• _Exercise description_
Reproduce every record below exactly as it appears.

START Excerpted data

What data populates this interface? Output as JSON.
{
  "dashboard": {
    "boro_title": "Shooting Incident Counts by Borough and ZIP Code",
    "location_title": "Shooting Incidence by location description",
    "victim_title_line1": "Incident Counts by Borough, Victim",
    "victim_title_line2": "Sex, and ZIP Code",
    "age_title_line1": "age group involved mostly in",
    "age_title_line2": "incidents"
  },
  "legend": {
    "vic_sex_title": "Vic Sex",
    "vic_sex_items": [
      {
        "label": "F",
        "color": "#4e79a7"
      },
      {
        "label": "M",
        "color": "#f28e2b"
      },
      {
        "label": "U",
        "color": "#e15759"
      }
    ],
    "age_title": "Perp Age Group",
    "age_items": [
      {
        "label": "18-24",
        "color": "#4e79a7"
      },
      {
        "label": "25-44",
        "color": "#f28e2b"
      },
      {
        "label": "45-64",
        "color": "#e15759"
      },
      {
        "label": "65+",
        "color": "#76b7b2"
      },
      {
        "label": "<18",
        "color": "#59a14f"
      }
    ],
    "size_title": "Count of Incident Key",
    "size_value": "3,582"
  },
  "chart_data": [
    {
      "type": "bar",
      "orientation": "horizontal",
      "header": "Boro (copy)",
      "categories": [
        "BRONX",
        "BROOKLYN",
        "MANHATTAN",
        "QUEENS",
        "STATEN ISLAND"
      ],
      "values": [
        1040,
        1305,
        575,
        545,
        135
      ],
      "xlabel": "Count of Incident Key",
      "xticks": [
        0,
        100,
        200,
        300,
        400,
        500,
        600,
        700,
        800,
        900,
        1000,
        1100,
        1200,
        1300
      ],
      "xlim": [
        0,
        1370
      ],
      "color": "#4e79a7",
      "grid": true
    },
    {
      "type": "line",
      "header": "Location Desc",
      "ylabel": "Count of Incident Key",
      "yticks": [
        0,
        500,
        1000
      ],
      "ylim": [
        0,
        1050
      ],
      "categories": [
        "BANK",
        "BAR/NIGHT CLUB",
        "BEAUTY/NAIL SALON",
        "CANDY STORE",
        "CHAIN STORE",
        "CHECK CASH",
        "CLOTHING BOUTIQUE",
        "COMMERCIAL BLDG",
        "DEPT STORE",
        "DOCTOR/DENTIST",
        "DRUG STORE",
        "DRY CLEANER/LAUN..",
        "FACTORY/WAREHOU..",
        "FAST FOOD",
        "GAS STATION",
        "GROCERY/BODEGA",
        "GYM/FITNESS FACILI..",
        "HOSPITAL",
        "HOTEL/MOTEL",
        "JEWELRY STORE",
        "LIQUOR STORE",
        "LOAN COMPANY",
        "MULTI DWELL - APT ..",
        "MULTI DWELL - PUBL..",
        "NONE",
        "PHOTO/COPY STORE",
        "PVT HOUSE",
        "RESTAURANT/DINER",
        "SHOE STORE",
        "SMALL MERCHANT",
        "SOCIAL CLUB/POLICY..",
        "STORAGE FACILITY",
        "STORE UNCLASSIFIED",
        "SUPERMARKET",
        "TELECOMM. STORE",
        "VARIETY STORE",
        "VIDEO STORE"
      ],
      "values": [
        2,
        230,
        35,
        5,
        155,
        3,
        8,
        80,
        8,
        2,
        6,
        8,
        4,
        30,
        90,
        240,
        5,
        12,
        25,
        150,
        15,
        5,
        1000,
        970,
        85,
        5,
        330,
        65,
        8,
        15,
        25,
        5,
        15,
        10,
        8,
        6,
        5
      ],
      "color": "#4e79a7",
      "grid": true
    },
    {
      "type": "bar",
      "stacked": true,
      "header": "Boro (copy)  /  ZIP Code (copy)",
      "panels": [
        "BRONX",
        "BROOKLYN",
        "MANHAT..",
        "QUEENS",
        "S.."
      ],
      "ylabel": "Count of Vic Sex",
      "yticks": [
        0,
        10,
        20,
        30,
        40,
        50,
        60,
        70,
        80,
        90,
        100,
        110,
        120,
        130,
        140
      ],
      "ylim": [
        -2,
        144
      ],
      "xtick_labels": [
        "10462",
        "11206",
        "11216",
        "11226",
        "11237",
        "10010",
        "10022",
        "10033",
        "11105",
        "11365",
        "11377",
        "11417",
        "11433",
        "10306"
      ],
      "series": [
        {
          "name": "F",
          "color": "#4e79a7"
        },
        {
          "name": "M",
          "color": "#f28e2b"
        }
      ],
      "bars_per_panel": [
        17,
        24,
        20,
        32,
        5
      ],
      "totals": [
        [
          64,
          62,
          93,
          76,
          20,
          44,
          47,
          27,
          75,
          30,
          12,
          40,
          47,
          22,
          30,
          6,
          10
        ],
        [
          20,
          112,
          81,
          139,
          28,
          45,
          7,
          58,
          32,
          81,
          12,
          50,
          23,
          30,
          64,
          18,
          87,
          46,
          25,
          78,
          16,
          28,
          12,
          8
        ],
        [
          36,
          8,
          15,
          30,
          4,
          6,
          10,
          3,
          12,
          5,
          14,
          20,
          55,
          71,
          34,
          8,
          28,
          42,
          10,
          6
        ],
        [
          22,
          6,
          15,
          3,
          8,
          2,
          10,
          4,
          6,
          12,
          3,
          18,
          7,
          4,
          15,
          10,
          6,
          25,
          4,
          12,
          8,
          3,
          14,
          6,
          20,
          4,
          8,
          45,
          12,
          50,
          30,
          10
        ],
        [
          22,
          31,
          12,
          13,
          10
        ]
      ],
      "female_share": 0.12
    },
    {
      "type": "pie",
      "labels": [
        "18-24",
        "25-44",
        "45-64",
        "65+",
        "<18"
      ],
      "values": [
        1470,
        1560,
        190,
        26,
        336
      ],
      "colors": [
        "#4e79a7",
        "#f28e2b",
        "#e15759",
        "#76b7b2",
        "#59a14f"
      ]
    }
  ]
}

END Excerpted data

• _Response for this exercise_
What data populates this interface? Output as JSON.
{
  "dashboard": {
    "boro_title": "Shooting Incident Counts by Borough and ZIP Code",
    "location_title": "Shooting Incidence by location description",
    "victim_title_line1": "Incident Counts by Borough, Victim",
    "victim_title_line2": "Sex, and ZIP Code",
    "age_title_line1": "age group involved mostly in",
    "age_title_line2": "incidents"
  },
  "legend": {
    "vic_sex_title": "Vic Sex",
    "vic_sex_items": [
      {
        "label": "F",
        "color": "#4e79a7"
      },
      {
        "label": "M",
        "color": "#f28e2b"
      },
      {
        "label": "U",
        "color": "#e15759"
      }
    ],
    "age_title": "Perp Age Group",
    "age_items": [
      {
        "label": "18-24",
        "color": "#4e79a7"
      },
      {
        "label": "25-44",
        "color": "#f28e2b"
      },
      {
        "label": "45-64",
        "color": "#e15759"
      },
      {
        "label": "65+",
        "color": "#76b7b2"
      },
      {
        "label": "<18",
        "color": "#59a14f"
      }
    ],
    "size_title": "Count of Incident Key",
    "size_value": "3,582"
  },
  "chart_data": [
    {
      "type": "bar",
      "orientation": "horizontal",
      "header": "Boro (copy)",
      "categories": [
        "BRONX",
        "BROOKLYN",
        "MANHATTAN",
        "QUEENS",
        "STATEN ISLAND"
      ],
      "values": [
        1040,
        1305,
        575,
        545,
        135
      ],
      "xlabel": "Count of Incident Key",
      "xticks": [
        0,
        100,
        200,
        300,
        400,
        500,
        600,
        700,
        800,
        900,
        1000,
        1100,
        1200,
        1300
      ],
      "xlim": [
        0,
        1370
      ],
      "color": "#4e79a7",
      "grid": true
    },
    {
      "type": "line",
      "header": "Location Desc",
      "ylabel": "Count of Incident Key",
      "yticks": [
        0,
        500,
        1000
      ],
      "ylim": [
        0,
        1050
      ],
      "categories": [
        "BANK",
        "BAR/NIGHT CLUB",
        "BEAUTY/NAIL SALON",
        "CANDY STORE",
        "CHAIN STORE",
        "CHECK CASH",
        "CLOTHING BOUTIQUE",
        "COMMERCIAL BLDG",
        "DEPT STORE",
        "DOCTOR/DENTIST",
        "DRUG STORE",
        "DRY CLEANER/LAUN..",
        "FACTORY/WAREHOU..",
        "FAST FOOD",
        "GAS STATION",
        "GROCERY/BODEGA",
        "GYM/FITNESS FACILI..",
        "HOSPITAL",
        "HOTEL/MOTEL",
        "JEWELRY STORE",
        "LIQUOR STORE",
        "LOAN COMPANY",
        "MULTI DWELL - APT ..",
        "MULTI DWELL - PUBL..",
        "NONE",
        "PHOTO/COPY STORE",
        "PVT HOUSE",
        "RESTAURANT/DINER",
        "SHOE STORE",
        "SMALL MERCHANT",
        "SOCIAL CLUB/POLICY..",
        "STORAGE FACILITY",
        "STORE UNCLASSIFIED",
        "SUPERMARKET",
        "TELECOMM. STORE",
        "VARIETY STORE",
        "VIDEO STORE"
      ],
      "values": [
        2,
        230,
        35,
        5,
        155,
        3,
        8,
        80,
        8,
        2,
        6,
        8,
        4,
        30,
        90,
        240,
        5,
        12,
        25,
        150,
        15,
        5,
        1000,
        970,
        85,
        5,
        330,
        65,
        8,
        15,
        25,
        5,
        15,
        10,
        8,
        6,
        5
      ],
      "color": "#4e79a7",
      "grid": true
    },
    {
      "type": "bar",
      "stacked": true,
      "header": "Boro (copy)  /  ZIP Code (copy)",
      "panels": [
        "BRONX",
        "BROOKLYN",
        "MANHAT..",
        "QUEENS",
        "S.."
      ],
      "ylabel": "Count of Vic Sex",
      "yticks": [
        0,
        10,
        20,
        30,
        40,
        50,
        60,
        70,
        80,
        90,
        100,
        110,
        120,
        130,
        140
      ],
      "ylim": [
        -2,
        144
      ],
      "xtick_labels": [
        "10462",
        "11206",
        "11216",
        "11226",
        "11237",
        "10010",
        "10022",
        "10033",
        "11105",
        "11365",
        "11377",
        "11417",
        "11433",
        "10306"
      ],
      "series": [
        {
          "name": "F",
          "color": "#4e79a7"
        },
        {
          "name": "M",
          "color": "#f28e2b"
        }
      ],
      "bars_per_panel": [
        17,
        24,
        20,
        32,
        5
      ],
      "totals": [
        [
          64,
          62,
          93,
          76,
          20,
          44,
          47,
          27,
          75,
          30,
          12,
          40,
          47,
          22,
          30,
          6,
          10
        ],
        [
          20,
          112,
          81,
          139,
          28,
          45,
          7,
          58,
          32,
          81,
          12,
          50,
          23,
          30,
          64,
          18,
          87,
          46,
          25,
          78,
          16,
          28,
          12,
          8
        ],
        [
          36,
          8,
          15,
          30,
          4,
          6,
          10,
          3,
          12,
          5,
          14,
          20,
          55,
          71,
          34,
          8,
          28,
          42,
          10,
          6
        ],
        [
          22,
          6,
          15,
          3,
          8,
          2,
          10,
          4,
          6,
          12,
          3,
          18,
          7,
          4,
          15,
          10,
          6,
          25,
          4,
          12,
          8,
          3,
          14,
          6,
          20,
          4,
          8,
          45,
          12,
          50,
          30,
          10
        ],
        [
          22,
          31,
          12,
          13,
          10
        ]
      ],
      "female_share": 0.12
    },
    {
      "type": "pie",
      "labels": [
        "18-24",
        "25-44",
        "45-64",
        "65+",
        "<18"
      ],
      "values": [
        1470,
        1560,
        190,
        26,
        336
      ],
      "colors": [
        "#4e79a7",
        "#f28e2b",
        "#e15759",
        "#76b7b2",
        "#59a14f"
      ]
    }
  ]
}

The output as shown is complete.